§ **STATED GOAL**
Return every line of the data below that includes the string "yang".

§ **PROVIDED DATA**
"""

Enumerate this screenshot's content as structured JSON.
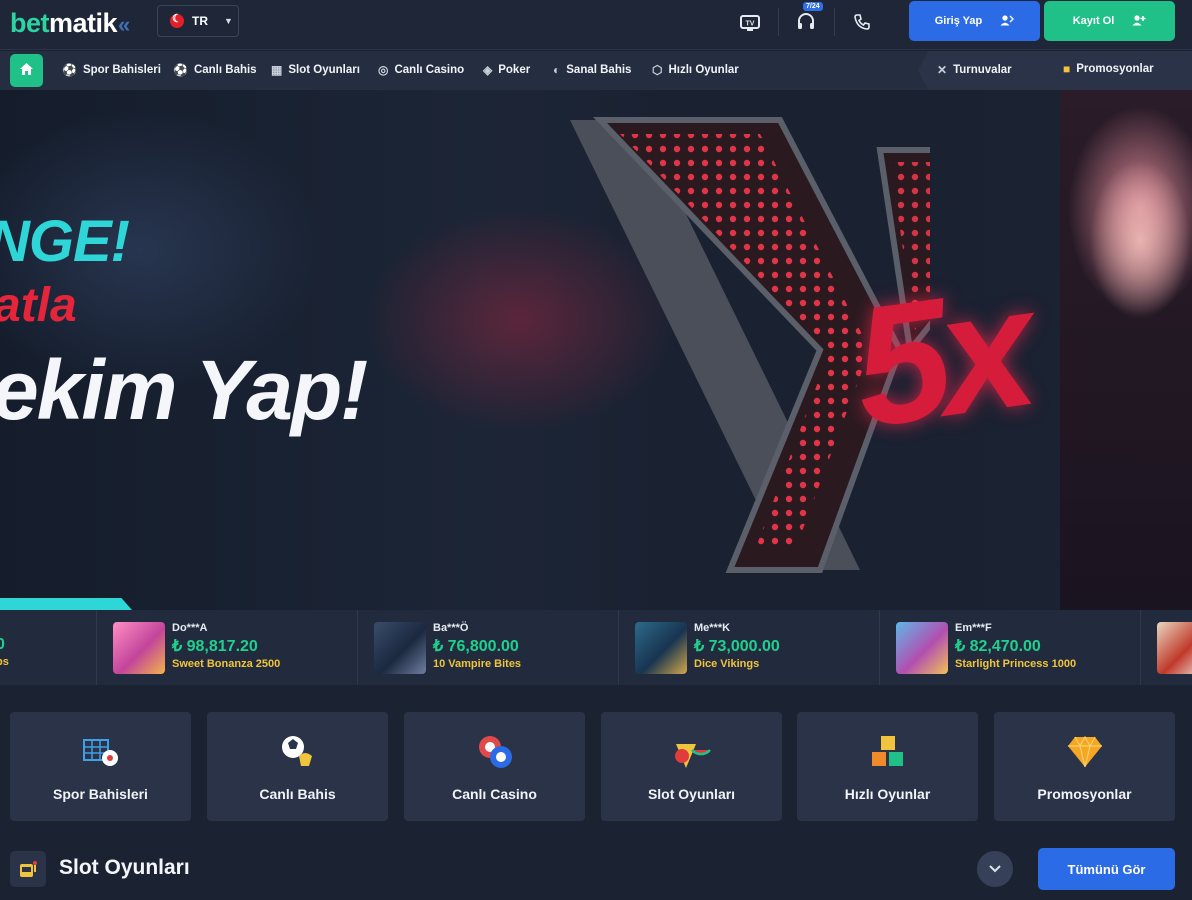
{
  "header": {
    "logo_part1": "bet",
    "logo_part2": "matik",
    "logo_chevrons": "«",
    "language": "TR",
    "support_badge": "7/24",
    "login_label": "Giriş Yap",
    "register_label": "Kayıt Ol"
  },
  "nav": {
    "items": [
      {
        "label": "Spor Bahisleri",
        "icon": "soccer-ball-icon"
      },
      {
        "label": "Canlı Bahis",
        "icon": "live-bet-icon"
      },
      {
        "label": "Slot Oyunları",
        "icon": "slot-machine-icon"
      },
      {
        "label": "Canlı Casino",
        "icon": "casino-chip-icon"
      },
      {
        "label": "Poker",
        "icon": "poker-chip-icon"
      },
      {
        "label": "Sanal Bahis",
        "icon": "virtual-bet-icon"
      },
      {
        "label": "Hızlı Oyunlar",
        "icon": "dice-icon"
      }
    ],
    "right_items": [
      {
        "label": "Turnuvalar",
        "icon": "swords-icon"
      },
      {
        "label": "Promosyonlar",
        "icon": "gift-icon"
      }
    ]
  },
  "hero": {
    "line1": "NGE!",
    "line2": "atla",
    "line3": "ekim Yap!",
    "multiplier": "5x"
  },
  "winners": {
    "partial_left_amount": "0",
    "partial_left_game": "bs",
    "items": [
      {
        "user": "Do***A",
        "amount": "₺ 98,817.20",
        "game": "Sweet Bonanza 2500"
      },
      {
        "user": "Ba***Ö",
        "amount": "₺ 76,800.00",
        "game": "10 Vampire Bites"
      },
      {
        "user": "Me***K",
        "amount": "₺ 73,000.00",
        "game": "Dice Vikings"
      },
      {
        "user": "Em***F",
        "amount": "₺ 82,470.00",
        "game": "Starlight Princess 1000"
      }
    ]
  },
  "categories": [
    {
      "label": "Spor Bahisleri"
    },
    {
      "label": "Canlı Bahis"
    },
    {
      "label": "Canlı Casino"
    },
    {
      "label": "Slot Oyunları"
    },
    {
      "label": "Hızlı Oyunlar"
    },
    {
      "label": "Promosyonlar"
    }
  ],
  "section": {
    "title": "Slot Oyunları",
    "view_all_label": "Tümünü Gör"
  },
  "colors": {
    "background": "#1b2333",
    "accent_green": "#1fc189",
    "accent_blue": "#2c6be6",
    "card": "#2a3347",
    "win_amount": "#1fd08e",
    "win_game": "#f0c43c"
  }
}
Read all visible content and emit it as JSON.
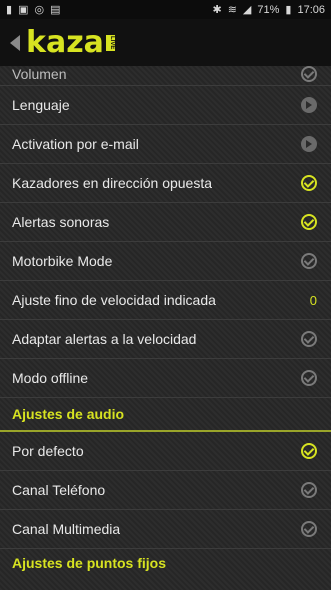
{
  "status": {
    "battery": "71%",
    "time": "17:06"
  },
  "header": {
    "logo": "kaza",
    "badge": "LIVE"
  },
  "partial_row": "Volumen",
  "settings": [
    {
      "label": "Lenguaje",
      "control": "arrow"
    },
    {
      "label": "Activation por e-mail",
      "control": "arrow"
    },
    {
      "label": "Kazadores en dirección opuesta",
      "control": "check-on"
    },
    {
      "label": "Alertas sonoras",
      "control": "check-on"
    },
    {
      "label": "Motorbike Mode",
      "control": "check-off"
    },
    {
      "label": "Ajuste fino de velocidad indicada",
      "control": "value",
      "value": "0"
    },
    {
      "label": "Adaptar alertas a la velocidad",
      "control": "check-off"
    },
    {
      "label": "Modo offline",
      "control": "check-off"
    }
  ],
  "audio_section": {
    "title": "Ajustes de audio",
    "items": [
      {
        "label": "Por defecto",
        "control": "check-on"
      },
      {
        "label": "Canal Teléfono",
        "control": "check-off"
      },
      {
        "label": "Canal Multimedia",
        "control": "check-off"
      }
    ]
  },
  "fixed_points_section": {
    "title": "Ajustes de puntos fijos"
  },
  "colors": {
    "accent": "#d7e321",
    "background": "#2b2b2b"
  }
}
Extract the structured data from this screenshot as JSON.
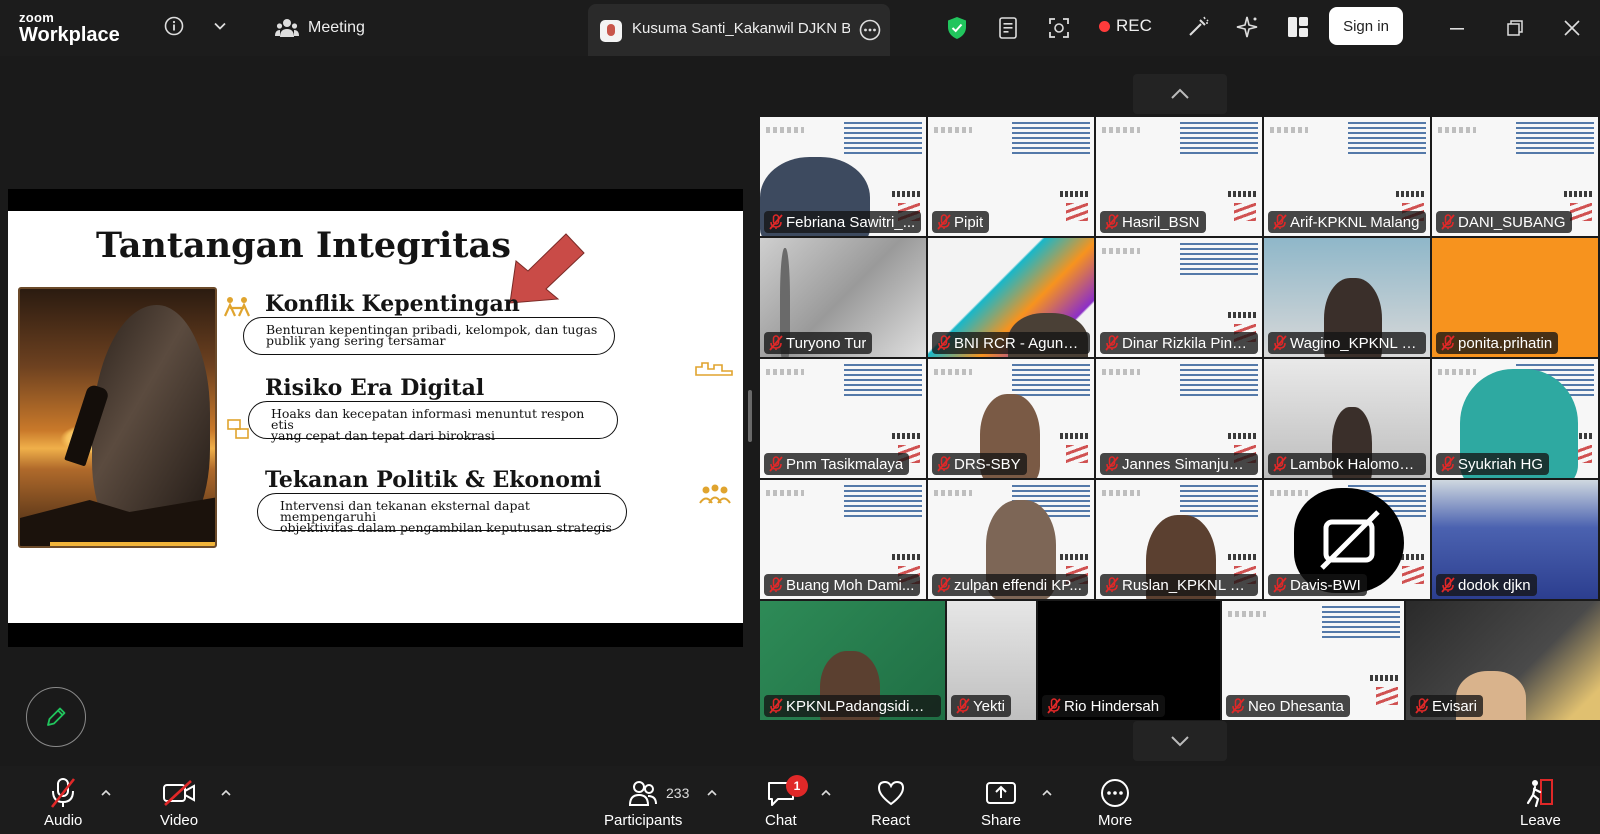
{
  "app": {
    "brand_small": "zoom",
    "brand_large": "Workplace"
  },
  "topbar": {
    "meeting_label": "Meeting",
    "active_speaker": "Kusuma Santi_Kakanwil DJKN Ban",
    "rec_label": "REC",
    "signin_label": "Sign in"
  },
  "slide": {
    "title": "Tantangan Integritas",
    "sections": [
      {
        "heading": "Konflik Kepentingan",
        "body_line1": "Benturan kepentingan pribadi, kelompok, dan tugas",
        "body_line2": "publik yang sering tersamar"
      },
      {
        "heading": "Risiko Era Digital",
        "body_line1": "Hoaks dan kecepatan informasi menuntut respon etis",
        "body_line2": "yang cepat dan tepat dari birokrasi"
      },
      {
        "heading": "Tekanan Politik & Ekonomi",
        "body_line1": "Intervensi dan tekanan eksternal dapat mempengaruhi",
        "body_line2": "objektivitas dalam pengambilan keputusan strategis"
      }
    ]
  },
  "gallery": {
    "participants": [
      "Febriana Sawitri_...",
      "Pipit",
      "Hasril_BSN",
      "Arif-KPKNL Malang",
      "DANI_SUBANG",
      "Turyono Tur",
      "BNI RCR - Agung ...",
      "Dinar Rizkila Pink...",
      "Wagino_KPKNL B...",
      "ponita.prihatin",
      "Pnm Tasikmalaya",
      "DRS-SBY",
      "Jannes Simanjunt...",
      "Lambok Halomoa...",
      "Syukriah HG",
      "Buang Moh Dami...",
      "zulpan effendi KP...",
      "Ruslan_KPKNL Biak",
      "Davis-BWI",
      "dodok djkn",
      "KPKNLPadangsidimp...",
      "Yekti",
      "Rio Hindersah",
      "Neo Dhesanta",
      "Evisari"
    ]
  },
  "toolbar": {
    "audio": "Audio",
    "video": "Video",
    "participants": "Participants",
    "participants_count": "233",
    "chat": "Chat",
    "chat_badge": "1",
    "react": "React",
    "share": "Share",
    "more": "More",
    "leave": "Leave"
  },
  "colors": {
    "accent": "#0b5cff",
    "rec": "#ff3b3b",
    "muted": "#e02828",
    "shield": "#21c55d",
    "orange_tile": "#f7931e"
  }
}
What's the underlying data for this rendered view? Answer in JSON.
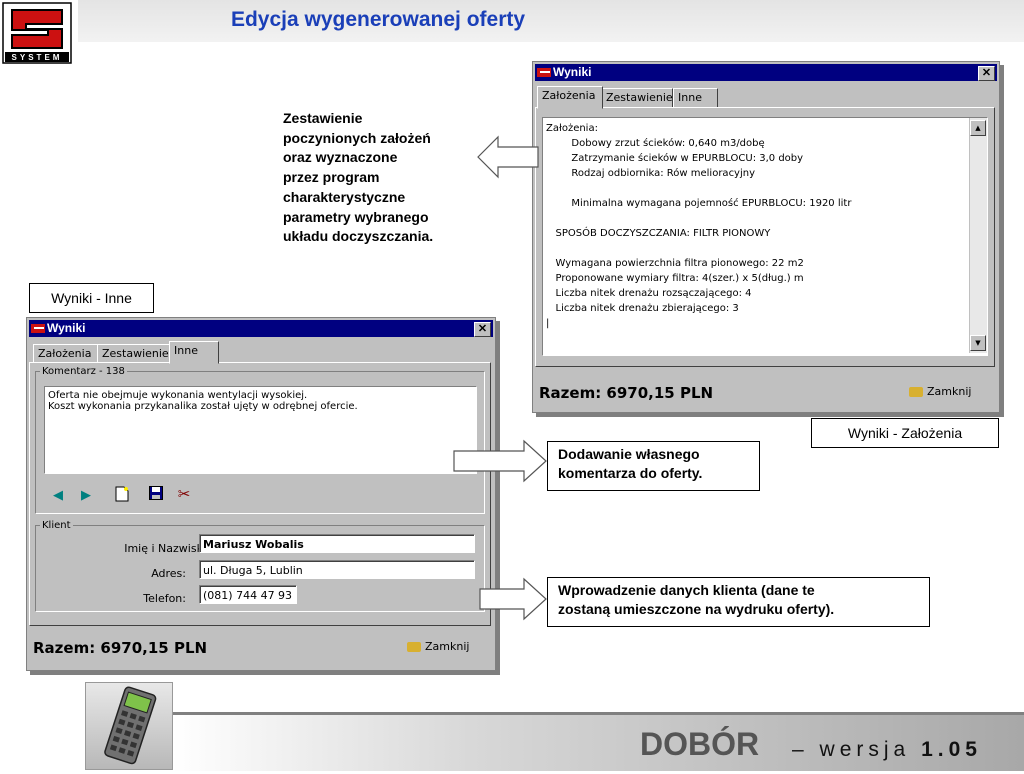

"""

§ **RESULT OF THE EXERCISE**
        "body_line2": "publik yang sering tersamar"
        "body_line2": "yang cepat dan tepat dari birokrasi"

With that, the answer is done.